(NOTE: Before starting this article, you may want to review part one and part two of the Butler Flow series.)
A deeper dive: integration, conflicts, and example patterns
Let’s explore some patterns you might adopt with Butler Flow, especially around integrating branches, resolving conflicts, and structuring your work.
Pattern: feature + fix workstreams
Suppose you have two kinds of work going on: features and fixes/iterations. With virtual branches, you can maintain a “fix branch” (virtual branch) that gets small urgent patches, and a “feature branch” for a bigger feature. Locally, you can apply the fix branch on top of your feature branch and test. If the fix branch is merged, it is disposed; your feature work continues with that fix baked in.
Thus, virtual branching gives you flexible layering of workstreams.
Pattern: experimental features/toggles
You might start an experimental virtual branch but not merge it just yet. Meanwhile, you continue with mainline work. Because branches can be applied and un-applied, you can test what happens when your experimental work is layered on top of your primary branch. If it fails, you roll it back; if good, you eventually merge. The ability to layer/unlayer gives you safety.

AIM 1.
According to the Butler Flow article, what happens to the fix branch once it is merged?
AIM 2.
Reproduce the stretch of the Butler Flow article from "A deeper dive: integration, conflicts, and" through "structuring your work.".
The listing after this point is not needed for this work.

RECORDED DATA.
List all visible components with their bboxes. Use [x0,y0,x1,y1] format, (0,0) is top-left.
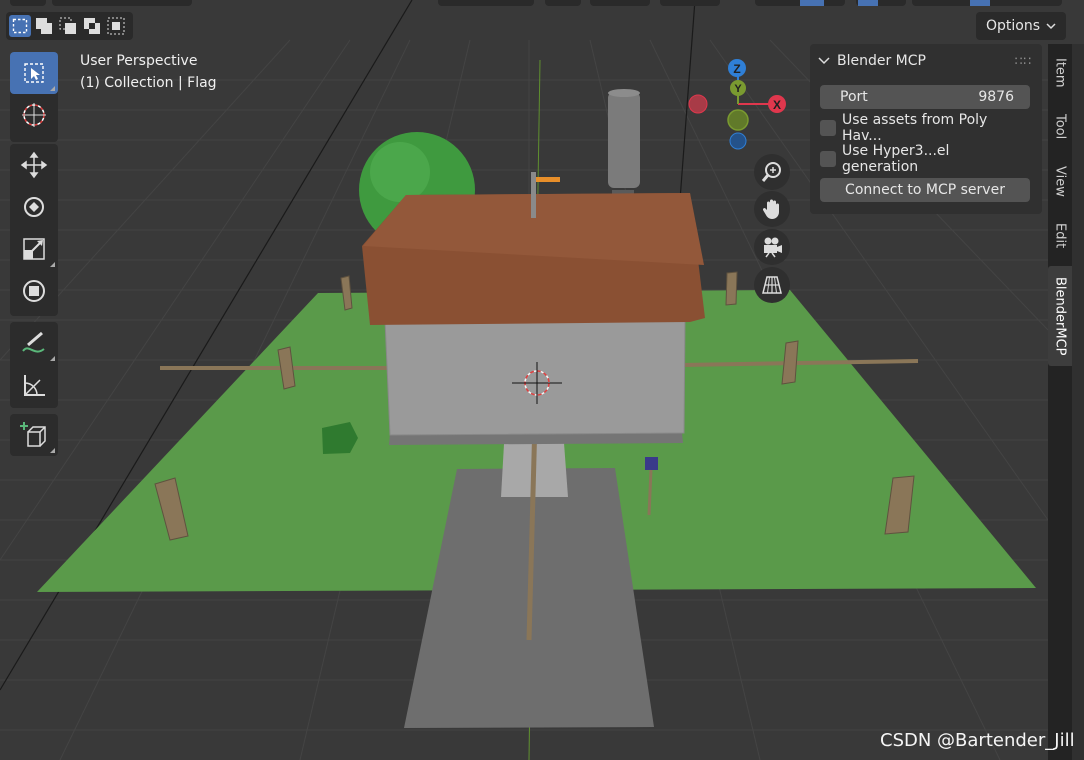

EXERCISE ANSWER 1.
It is disposed, and the feature work continues with that fix baked in.

EXERCISE ANSWER 2.
A deeper dive: integration, conflicts, and example patterns
Let’s explore some patterns you might adopt with Butler Flow, especially around integrating branches, resolving conflicts, and structuring your work.